Saved data entries:
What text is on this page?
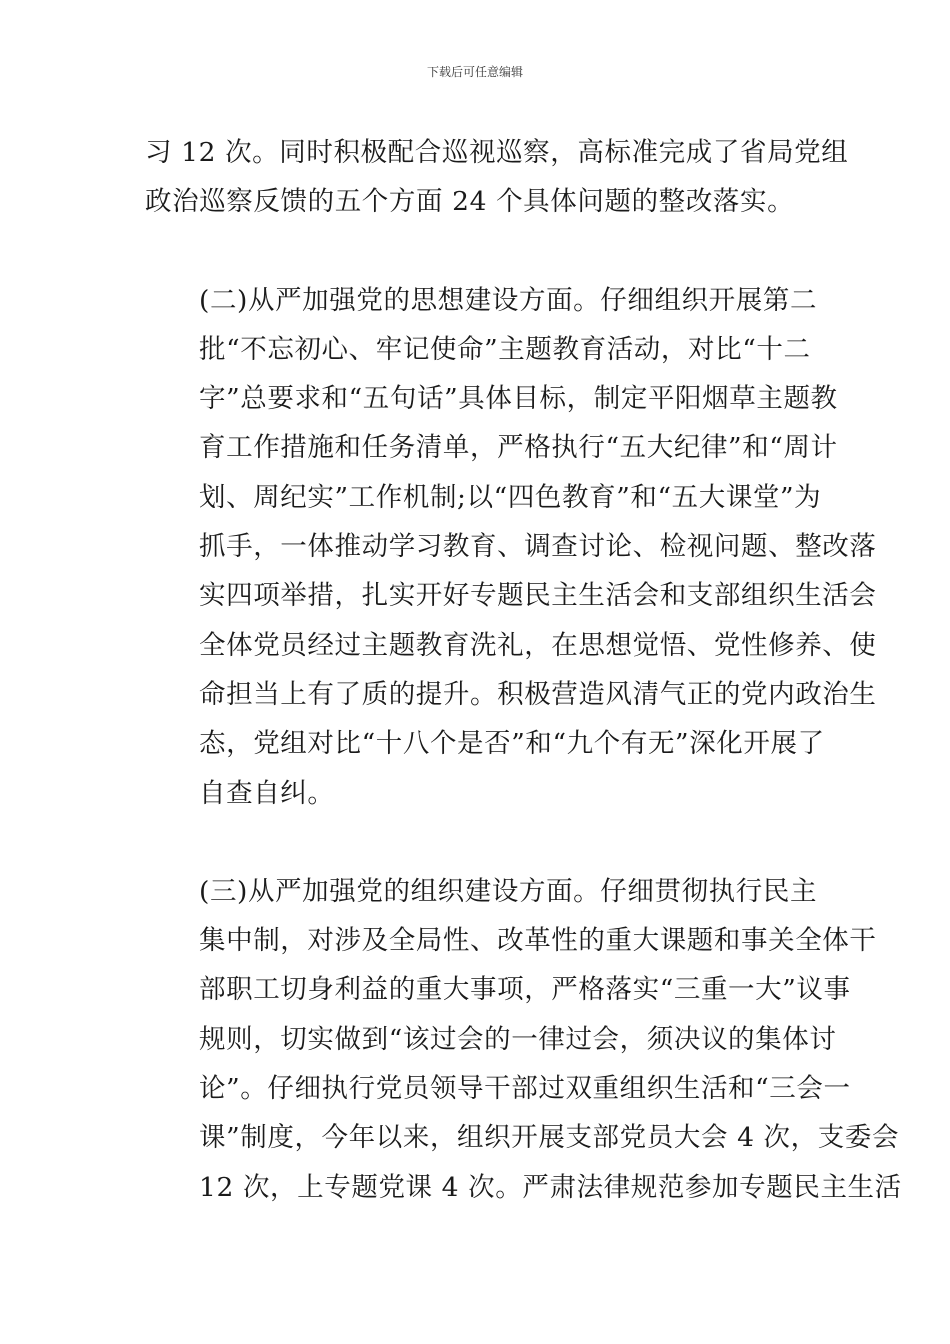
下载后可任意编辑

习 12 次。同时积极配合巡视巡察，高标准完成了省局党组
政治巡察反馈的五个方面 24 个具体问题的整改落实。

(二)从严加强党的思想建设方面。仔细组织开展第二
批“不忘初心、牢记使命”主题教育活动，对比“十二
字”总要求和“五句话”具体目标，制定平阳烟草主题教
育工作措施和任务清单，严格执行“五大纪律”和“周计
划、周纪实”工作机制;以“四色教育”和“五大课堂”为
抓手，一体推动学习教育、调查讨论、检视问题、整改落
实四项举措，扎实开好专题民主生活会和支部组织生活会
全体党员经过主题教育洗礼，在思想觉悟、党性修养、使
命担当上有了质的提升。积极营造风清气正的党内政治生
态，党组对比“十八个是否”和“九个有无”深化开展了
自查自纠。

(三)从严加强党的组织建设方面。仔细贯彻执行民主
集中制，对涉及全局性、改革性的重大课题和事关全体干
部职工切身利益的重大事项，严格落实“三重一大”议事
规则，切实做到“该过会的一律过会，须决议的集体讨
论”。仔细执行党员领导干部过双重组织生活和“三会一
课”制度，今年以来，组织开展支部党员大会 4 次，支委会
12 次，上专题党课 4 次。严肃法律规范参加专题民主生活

STATED GOAL: Pictures in the data above should not be copied; transcribe everything else exactly.

FINISHED EXERCISE:
What text is on this page?
下载后可任意编辑

习 12 次。同时积极配合巡视巡察，高标准完成了省局党组
政治巡察反馈的五个方面 24 个具体问题的整改落实。

(二)从严加强党的思想建设方面。仔细组织开展第二
批“不忘初心、牢记使命”主题教育活动，对比“十二
字”总要求和“五句话”具体目标，制定平阳烟草主题教
育工作措施和任务清单，严格执行“五大纪律”和“周计
划、周纪实”工作机制;以“四色教育”和“五大课堂”为
抓手，一体推动学习教育、调查讨论、检视问题、整改落
实四项举措，扎实开好专题民主生活会和支部组织生活会
全体党员经过主题教育洗礼，在思想觉悟、党性修养、使
命担当上有了质的提升。积极营造风清气正的党内政治生
态，党组对比“十八个是否”和“九个有无”深化开展了
自查自纠。

(三)从严加强党的组织建设方面。仔细贯彻执行民主
集中制，对涉及全局性、改革性的重大课题和事关全体干
部职工切身利益的重大事项，严格落实“三重一大”议事
规则，切实做到“该过会的一律过会，须决议的集体讨
论”。仔细执行党员领导干部过双重组织生活和“三会一
课”制度，今年以来，组织开展支部党员大会 4 次，支委会
12 次，上专题党课 4 次。严肃法律规范参加专题民主生活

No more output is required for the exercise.